- [GOAL]
Transcribe the entries below exactly; leave every image out.

_ _ _ _ _ _ _

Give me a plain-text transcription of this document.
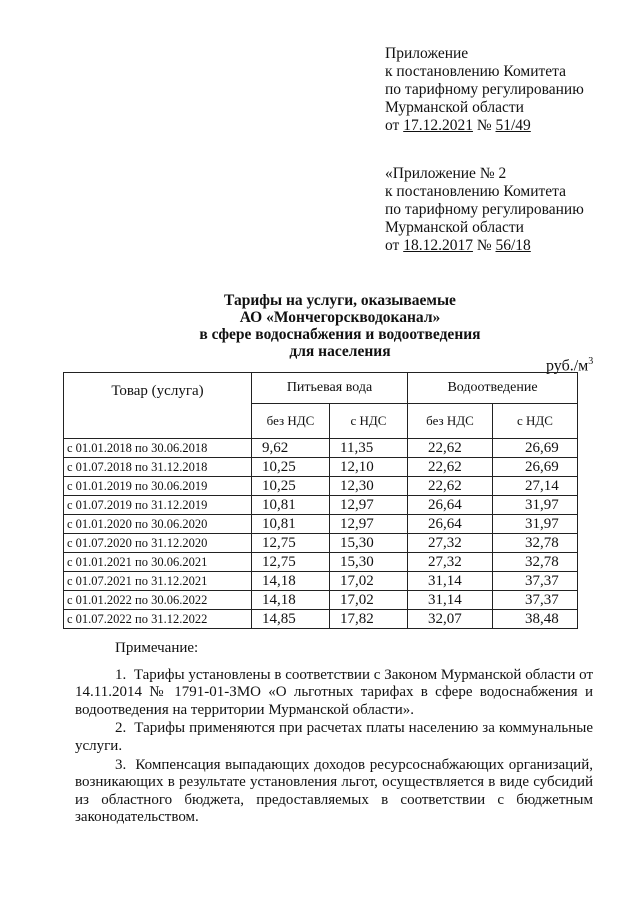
Приложение
к постановлению Комитета
по тарифному регулированию
Мурманской области
от 17.12.2021 № 51/49
«Приложение № 2
к постановлению Комитета
по тарифному регулированию
Мурманской области
от 18.12.2017 № 56/18
Тарифы на услуги, оказываемые
АО «Мончегорскводоканал»
в сфере водоснабжения и водоотведения
для населения
$руб./м^3$
Товар (услуга)	Питьевая вода		Водоотведение	
	без НДС	с НДС	без НДС	с НДС
с 01.01.2018 по 30.06.2018	9,62	11,35	22,62	26,69
с 01.07.2018 по 31.12.2018	10,25	12,10	22,62	26,69
с 01.01.2019 по 30.06.2019	10,25	12,30	22,62	27,14
с 01.07.2019 по 31.12.2019	10,81	12,97	26,64	31,97
с 01.01.2020 по 30.06.2020	10,81	12,97	26,64	31,97
с 01.07.2020 по 31.12.2020	12,75	15,30	27,32	32,78
с 01.01.2021 по 30.06.2021	12,75	15,30	27,32	32,78
с 01.07.2021 по 31.12.2021	14,18	17,02	31,14	37,37
с 01.01.2022 по 30.06.2022	14,18	17,02	31,14	37,37
с 01.07.2022 по 31.12.2022	14,85	17,82	32,07	38,48
Примечание:

1.  Тарифы установлены в соответствии с Законом Мурманской области от 14.11.2014 № 1791-01-ЗМО «О льготных тарифах в сфере водоснабжения и водоотведения на территории Мурманской области».

2.  Тарифы применяются при расчетах платы населению за коммунальные услуги.

3.  Компенсация выпадающих доходов ресурсоснабжающих организаций, возникающих в результате установления льгот, осуществляется в виде субсидий из областного бюджета, предоставляемых в соответствии с бюджетным законодательством.
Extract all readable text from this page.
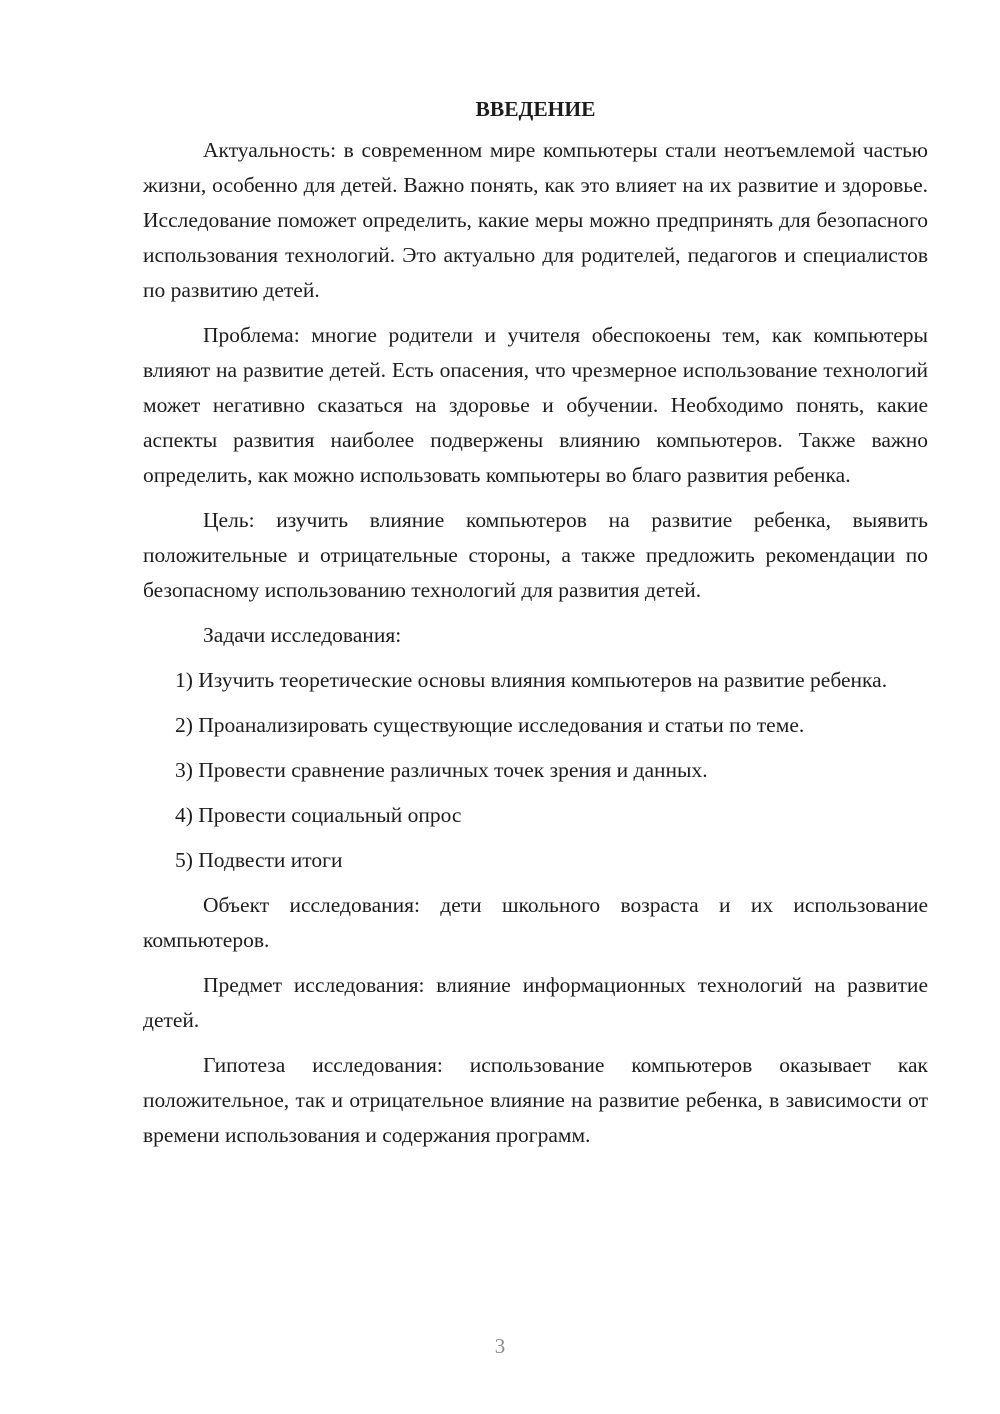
ВВЕДЕНИЕ

Актуальность: в современном мире компьютеры стали неотъемлемой частью жизни, особенно для детей. Важно понять, как это влияет на их развитие и здоровье. Исследование поможет определить, какие меры можно предпринять для безопасного использования технологий. Это актуально для родителей, педагогов и специалистов по развитию детей.

Проблема: многие родители и учителя обеспокоены тем, как компьютеры влияют на развитие детей. Есть опасения, что чрезмерное использование технологий может негативно сказаться на здоровье и обучении. Необходимо понять, какие аспекты развития наиболее подвержены влиянию компьютеров. Также важно определить, как можно использовать компьютеры во благо развития ребенка.

Цель: изучить влияние компьютеров на развитие ребенка, выявить положительные и отрицательные стороны, а также предложить рекомендации по безопасному использованию технологий для развития детей.

Задачи исследования:

1) Изучить теоретические основы влияния компьютеров на развитие ребенка.

2) Проанализировать существующие исследования и статьи по теме.

3) Провести сравнение различных точек зрения и данных.

4) Провести социальный опрос

5) Подвести итоги

Объект исследования: дети школьного возраста и их использование компьютеров.

Предмет исследования: влияние информационных технологий на развитие детей.

Гипотеза исследования: использование компьютеров оказывает как положительное, так и отрицательное влияние на развитие ребенка, в зависимости от времени использования и содержания программ.

3
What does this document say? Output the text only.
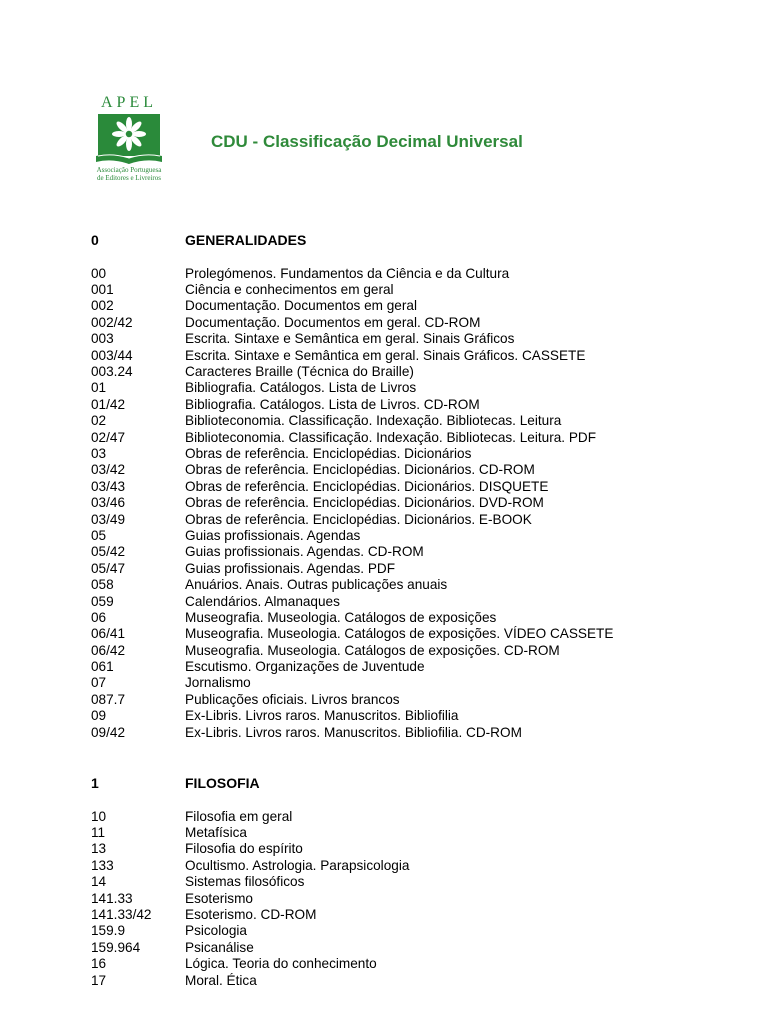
APEL
Associação Portuguesa
de Editores e Livreiros
CDU - Classificação Decimal Universal
0	GENERALIDADES
00	Prolegómenos. Fundamentos da Ciência e da Cultura
001	Ciência e conhecimentos em geral
002	Documentação. Documentos em geral
002/42	Documentação. Documentos em geral. CD-ROM
003	Escrita. Sintaxe e Semântica em geral. Sinais Gráficos
003/44	Escrita. Sintaxe e Semântica em geral. Sinais Gráficos. CASSETE
003.24	Caracteres Braille (Técnica do Braille)
01	Bibliografia. Catálogos. Lista de Livros
01/42	Bibliografia. Catálogos. Lista de Livros. CD-ROM
02	Biblioteconomia. Classificação. Indexação. Bibliotecas. Leitura
02/47	Biblioteconomia. Classificação. Indexação. Bibliotecas. Leitura. PDF
03	Obras de referência. Enciclopédias. Dicionários
03/42	Obras de referência. Enciclopédias. Dicionários. CD-ROM
03/43	Obras de referência. Enciclopédias. Dicionários. DISQUETE
03/46	Obras de referência. Enciclopédias. Dicionários. DVD-ROM
03/49	Obras de referência. Enciclopédias. Dicionários. E-BOOK
05	Guias profissionais. Agendas
05/42	Guias profissionais. Agendas. CD-ROM
05/47	Guias profissionais. Agendas. PDF
058	Anuários. Anais. Outras publicações anuais
059	Calendários. Almanaques
06	Museografia. Museologia. Catálogos de exposições
06/41	Museografia. Museologia. Catálogos de exposições. VÍDEO CASSETE
06/42	Museografia. Museologia. Catálogos de exposições. CD-ROM
061	Escutismo. Organizações de Juventude
07	Jornalismo
087.7	Publicações oficiais. Livros brancos
09	Ex-Libris. Livros raros. Manuscritos. Bibliofilia
09/42	Ex-Libris. Livros raros. Manuscritos. Bibliofilia. CD-ROM
1	FILOSOFIA
10	Filosofia em geral
11	Metafísica
13	Filosofia do espírito
133	Ocultismo. Astrologia. Parapsicologia
14	Sistemas filosóficos
141.33	Esoterismo
141.33/42	Esoterismo. CD-ROM
159.9	Psicologia
159.964	Psicanálise
16	Lógica. Teoria do conhecimento
17	Moral. Ética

_ _ _ _ _ _ _

- [TASK ANSWER]
Give me a plain-text transcription of this document.
Приложение
к постановлению Комитета
по тарифному регулированию
Мурманской области
от 17.12.2021 № 51/49
«Приложение № 2
к постановлению Комитета
по тарифному регулированию
Мурманской области
от 18.12.2017 № 56/18
Тарифы на услуги, оказываемые
АО «Мончегорскводоканал»
в сфере водоснабжения и водоотведения
для населения
$руб./м^3$
Товар (услуга)	Питьевая вода		Водоотведение	
	без НДС	с НДС	без НДС	с НДС
с 01.01.2018 по 30.06.2018	9,62	11,35	22,62	26,69
с 01.07.2018 по 31.12.2018	10,25	12,10	22,62	26,69
с 01.01.2019 по 30.06.2019	10,25	12,30	22,62	27,14
с 01.07.2019 по 31.12.2019	10,81	12,97	26,64	31,97
с 01.01.2020 по 30.06.2020	10,81	12,97	26,64	31,97
с 01.07.2020 по 31.12.2020	12,75	15,30	27,32	32,78
с 01.01.2021 по 30.06.2021	12,75	15,30	27,32	32,78
с 01.07.2021 по 31.12.2021	14,18	17,02	31,14	37,37
с 01.01.2022 по 30.06.2022	14,18	17,02	31,14	37,37
с 01.07.2022 по 31.12.2022	14,85	17,82	32,07	38,48
Примечание:

1.  Тарифы установлены в соответствии с Законом Мурманской области от 14.11.2014 № 1791-01-ЗМО «О льготных тарифах в сфере водоснабжения и водоотведения на территории Мурманской области».

2.  Тарифы применяются при расчетах платы населению за коммунальные услуги.

3.  Компенсация выпадающих доходов ресурсоснабжающих организаций, возникающих в результате установления льгот, осуществляется в виде субсидий из областного бюджета, предоставляемых в соответствии с бюджетным законодательством.
Extract all readable text from this page.
ВВЕДЕНИЕ

Актуальность: в современном мире компьютеры стали неотъемлемой частью жизни, особенно для детей. Важно понять, как это влияет на их развитие и здоровье. Исследование поможет определить, какие меры можно предпринять для безопасного использования технологий. Это актуально для родителей, педагогов и специалистов по развитию детей.

Проблема: многие родители и учителя обеспокоены тем, как компьютеры влияют на развитие детей. Есть опасения, что чрезмерное использование технологий может негативно сказаться на здоровье и обучении. Необходимо понять, какие аспекты развития наиболее подвержены влиянию компьютеров. Также важно определить, как можно использовать компьютеры во благо развития ребенка.

Цель: изучить влияние компьютеров на развитие ребенка, выявить положительные и отрицательные стороны, а также предложить рекомендации по безопасному использованию технологий для развития детей.

Задачи исследования:

1) Изучить теоретические основы влияния компьютеров на развитие ребенка.

2) Проанализировать существующие исследования и статьи по теме.

3) Провести сравнение различных точек зрения и данных.

4) Провести социальный опрос

5) Подвести итоги

Объект исследования: дети школьного возраста и их использование компьютеров.

Предмет исследования: влияние информационных технологий на развитие детей.

Гипотеза исследования: использование компьютеров оказывает как положительное, так и отрицательное влияние на развитие ребенка, в зависимости от времени использования и содержания программ.

3
What does this document say? Output the text only.
APEL
Associação Portuguesa
de Editores e Livreiros
CDU - Classificação Decimal Universal
0	GENERALIDADES
00	Prolegómenos. Fundamentos da Ciência e da Cultura
001	Ciência e conhecimentos em geral
002	Documentação. Documentos em geral
002/42	Documentação. Documentos em geral. CD-ROM
003	Escrita. Sintaxe e Semântica em geral. Sinais Gráficos
003/44	Escrita. Sintaxe e Semântica em geral. Sinais Gráficos. CASSETE
003.24	Caracteres Braille (Técnica do Braille)
01	Bibliografia. Catálogos. Lista de Livros
01/42	Bibliografia. Catálogos. Lista de Livros. CD-ROM
02	Biblioteconomia. Classificação. Indexação. Bibliotecas. Leitura
02/47	Biblioteconomia. Classificação. Indexação. Bibliotecas. Leitura. PDF
03	Obras de referência. Enciclopédias. Dicionários
03/42	Obras de referência. Enciclopédias. Dicionários. CD-ROM
03/43	Obras de referência. Enciclopédias. Dicionários. DISQUETE
03/46	Obras de referência. Enciclopédias. Dicionários. DVD-ROM
03/49	Obras de referência. Enciclopédias. Dicionários. E-BOOK
05	Guias profissionais. Agendas
05/42	Guias profissionais. Agendas. CD-ROM
05/47	Guias profissionais. Agendas. PDF
058	Anuários. Anais. Outras publicações anuais
059	Calendários. Almanaques
06	Museografia. Museologia. Catálogos de exposições
06/41	Museografia. Museologia. Catálogos de exposições. VÍDEO CASSETE
06/42	Museografia. Museologia. Catálogos de exposições. CD-ROM
061	Escutismo. Organizações de Juventude
07	Jornalismo
087.7	Publicações oficiais. Livros brancos
09	Ex-Libris. Livros raros. Manuscritos. Bibliofilia
09/42	Ex-Libris. Livros raros. Manuscritos. Bibliofilia. CD-ROM
1	FILOSOFIA
10	Filosofia em geral
11	Metafísica
13	Filosofia do espírito
133	Ocultismo. Astrologia. Parapsicologia
14	Sistemas filosóficos
141.33	Esoterismo
141.33/42	Esoterismo. CD-ROM
159.9	Psicologia
159.964	Psicanálise
16	Lógica. Teoria do conhecimento
17	Moral. Ética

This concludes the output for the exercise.